- _Task instructions_:
Count every line where "Počet" shows up, and give that number only.

- _Exercise materials_:

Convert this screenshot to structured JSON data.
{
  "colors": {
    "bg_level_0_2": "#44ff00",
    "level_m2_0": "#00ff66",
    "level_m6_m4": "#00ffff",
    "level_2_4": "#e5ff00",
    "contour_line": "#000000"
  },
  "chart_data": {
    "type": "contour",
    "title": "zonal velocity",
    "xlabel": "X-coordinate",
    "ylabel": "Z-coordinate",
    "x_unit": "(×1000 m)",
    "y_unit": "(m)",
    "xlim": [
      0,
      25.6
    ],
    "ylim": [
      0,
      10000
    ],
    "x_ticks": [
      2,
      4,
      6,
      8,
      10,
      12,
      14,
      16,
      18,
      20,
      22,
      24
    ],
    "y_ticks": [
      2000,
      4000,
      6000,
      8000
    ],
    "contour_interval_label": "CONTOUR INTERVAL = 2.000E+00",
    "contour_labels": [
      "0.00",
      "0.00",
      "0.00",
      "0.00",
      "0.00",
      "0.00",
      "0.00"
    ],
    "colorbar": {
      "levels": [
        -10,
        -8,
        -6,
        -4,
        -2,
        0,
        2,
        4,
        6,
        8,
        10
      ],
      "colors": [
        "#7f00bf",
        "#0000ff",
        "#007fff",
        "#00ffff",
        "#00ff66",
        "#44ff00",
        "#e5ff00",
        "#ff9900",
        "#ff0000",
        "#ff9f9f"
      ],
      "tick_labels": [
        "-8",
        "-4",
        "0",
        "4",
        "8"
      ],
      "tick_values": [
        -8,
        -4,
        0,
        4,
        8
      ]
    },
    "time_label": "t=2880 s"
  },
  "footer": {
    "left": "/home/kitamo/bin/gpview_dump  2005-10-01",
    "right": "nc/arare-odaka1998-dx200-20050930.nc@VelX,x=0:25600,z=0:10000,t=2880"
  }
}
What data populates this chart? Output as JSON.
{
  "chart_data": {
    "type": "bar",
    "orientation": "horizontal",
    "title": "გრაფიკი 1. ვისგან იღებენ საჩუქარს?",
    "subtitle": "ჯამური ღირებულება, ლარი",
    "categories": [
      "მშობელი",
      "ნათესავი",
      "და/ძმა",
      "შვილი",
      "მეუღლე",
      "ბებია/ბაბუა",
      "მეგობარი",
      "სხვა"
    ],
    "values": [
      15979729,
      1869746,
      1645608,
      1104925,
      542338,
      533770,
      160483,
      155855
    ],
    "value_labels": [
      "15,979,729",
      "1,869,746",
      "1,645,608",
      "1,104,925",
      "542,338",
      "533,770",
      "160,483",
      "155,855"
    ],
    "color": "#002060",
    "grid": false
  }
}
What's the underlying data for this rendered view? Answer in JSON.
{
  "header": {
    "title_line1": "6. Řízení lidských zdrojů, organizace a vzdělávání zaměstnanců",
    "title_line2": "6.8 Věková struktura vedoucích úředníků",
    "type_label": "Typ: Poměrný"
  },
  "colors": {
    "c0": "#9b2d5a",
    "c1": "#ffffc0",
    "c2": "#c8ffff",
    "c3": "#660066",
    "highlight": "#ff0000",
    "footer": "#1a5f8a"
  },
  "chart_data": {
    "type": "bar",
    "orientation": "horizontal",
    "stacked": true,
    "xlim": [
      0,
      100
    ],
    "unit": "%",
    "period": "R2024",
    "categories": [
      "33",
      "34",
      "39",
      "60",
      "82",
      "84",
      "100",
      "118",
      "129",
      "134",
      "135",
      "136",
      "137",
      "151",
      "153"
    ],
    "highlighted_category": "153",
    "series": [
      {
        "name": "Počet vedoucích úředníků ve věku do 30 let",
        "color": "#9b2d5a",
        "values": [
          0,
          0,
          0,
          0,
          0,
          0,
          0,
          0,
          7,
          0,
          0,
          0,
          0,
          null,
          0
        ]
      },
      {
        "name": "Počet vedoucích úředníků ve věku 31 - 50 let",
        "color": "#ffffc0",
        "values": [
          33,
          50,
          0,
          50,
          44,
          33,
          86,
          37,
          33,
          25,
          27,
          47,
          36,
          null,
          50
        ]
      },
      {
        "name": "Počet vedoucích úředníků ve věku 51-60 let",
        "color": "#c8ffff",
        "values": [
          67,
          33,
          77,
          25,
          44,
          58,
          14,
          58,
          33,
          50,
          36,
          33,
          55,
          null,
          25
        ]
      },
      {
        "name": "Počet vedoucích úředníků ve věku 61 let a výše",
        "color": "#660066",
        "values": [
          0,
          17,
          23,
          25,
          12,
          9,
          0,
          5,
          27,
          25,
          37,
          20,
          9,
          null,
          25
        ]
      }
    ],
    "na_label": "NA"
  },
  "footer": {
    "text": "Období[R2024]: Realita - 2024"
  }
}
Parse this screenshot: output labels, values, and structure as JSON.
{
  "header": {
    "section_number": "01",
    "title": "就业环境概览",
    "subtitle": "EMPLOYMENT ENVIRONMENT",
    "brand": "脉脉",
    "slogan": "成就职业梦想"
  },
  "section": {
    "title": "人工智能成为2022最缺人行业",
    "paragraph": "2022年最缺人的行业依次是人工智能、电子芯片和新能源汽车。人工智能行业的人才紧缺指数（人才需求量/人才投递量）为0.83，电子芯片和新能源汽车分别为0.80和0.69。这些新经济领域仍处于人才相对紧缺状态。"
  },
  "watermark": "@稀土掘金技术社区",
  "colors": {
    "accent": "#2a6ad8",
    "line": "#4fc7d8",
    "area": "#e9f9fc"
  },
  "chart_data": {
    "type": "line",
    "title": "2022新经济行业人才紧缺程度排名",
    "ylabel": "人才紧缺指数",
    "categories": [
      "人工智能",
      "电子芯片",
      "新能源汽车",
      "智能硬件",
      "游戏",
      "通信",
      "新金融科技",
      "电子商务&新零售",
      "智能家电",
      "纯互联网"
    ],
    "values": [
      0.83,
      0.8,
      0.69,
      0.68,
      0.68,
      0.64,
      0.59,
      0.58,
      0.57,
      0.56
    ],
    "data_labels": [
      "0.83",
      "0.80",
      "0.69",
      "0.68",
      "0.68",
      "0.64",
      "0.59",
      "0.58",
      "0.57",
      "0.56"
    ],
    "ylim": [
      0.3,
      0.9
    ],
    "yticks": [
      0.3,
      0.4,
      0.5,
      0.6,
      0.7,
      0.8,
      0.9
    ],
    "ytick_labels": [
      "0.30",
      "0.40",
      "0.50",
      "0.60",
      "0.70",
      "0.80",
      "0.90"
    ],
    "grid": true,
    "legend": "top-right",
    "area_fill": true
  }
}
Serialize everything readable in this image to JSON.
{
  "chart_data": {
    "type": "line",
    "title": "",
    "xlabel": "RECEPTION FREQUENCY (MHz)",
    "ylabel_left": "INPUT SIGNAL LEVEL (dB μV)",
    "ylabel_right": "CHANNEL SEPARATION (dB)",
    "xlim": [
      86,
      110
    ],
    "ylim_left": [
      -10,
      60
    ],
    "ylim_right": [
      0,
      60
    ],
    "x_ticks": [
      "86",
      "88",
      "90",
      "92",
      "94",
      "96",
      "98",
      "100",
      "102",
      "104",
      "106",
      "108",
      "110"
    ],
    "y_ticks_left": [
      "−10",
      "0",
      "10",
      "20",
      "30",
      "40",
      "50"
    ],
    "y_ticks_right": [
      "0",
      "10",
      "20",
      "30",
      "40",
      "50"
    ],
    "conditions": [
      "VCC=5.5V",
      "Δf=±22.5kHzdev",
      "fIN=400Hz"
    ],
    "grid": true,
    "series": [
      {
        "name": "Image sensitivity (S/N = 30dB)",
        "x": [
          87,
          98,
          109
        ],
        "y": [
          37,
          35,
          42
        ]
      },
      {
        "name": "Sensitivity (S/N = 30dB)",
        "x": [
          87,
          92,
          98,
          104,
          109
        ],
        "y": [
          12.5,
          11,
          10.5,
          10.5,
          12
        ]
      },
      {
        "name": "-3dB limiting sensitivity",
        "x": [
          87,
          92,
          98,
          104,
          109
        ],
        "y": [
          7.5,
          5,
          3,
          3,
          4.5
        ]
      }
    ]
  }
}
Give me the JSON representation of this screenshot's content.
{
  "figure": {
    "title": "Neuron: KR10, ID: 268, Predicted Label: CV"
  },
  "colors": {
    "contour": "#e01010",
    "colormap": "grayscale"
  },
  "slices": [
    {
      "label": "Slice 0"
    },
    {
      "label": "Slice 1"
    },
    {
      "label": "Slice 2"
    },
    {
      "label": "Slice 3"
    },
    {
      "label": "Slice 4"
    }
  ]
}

- _Expected answer_:
4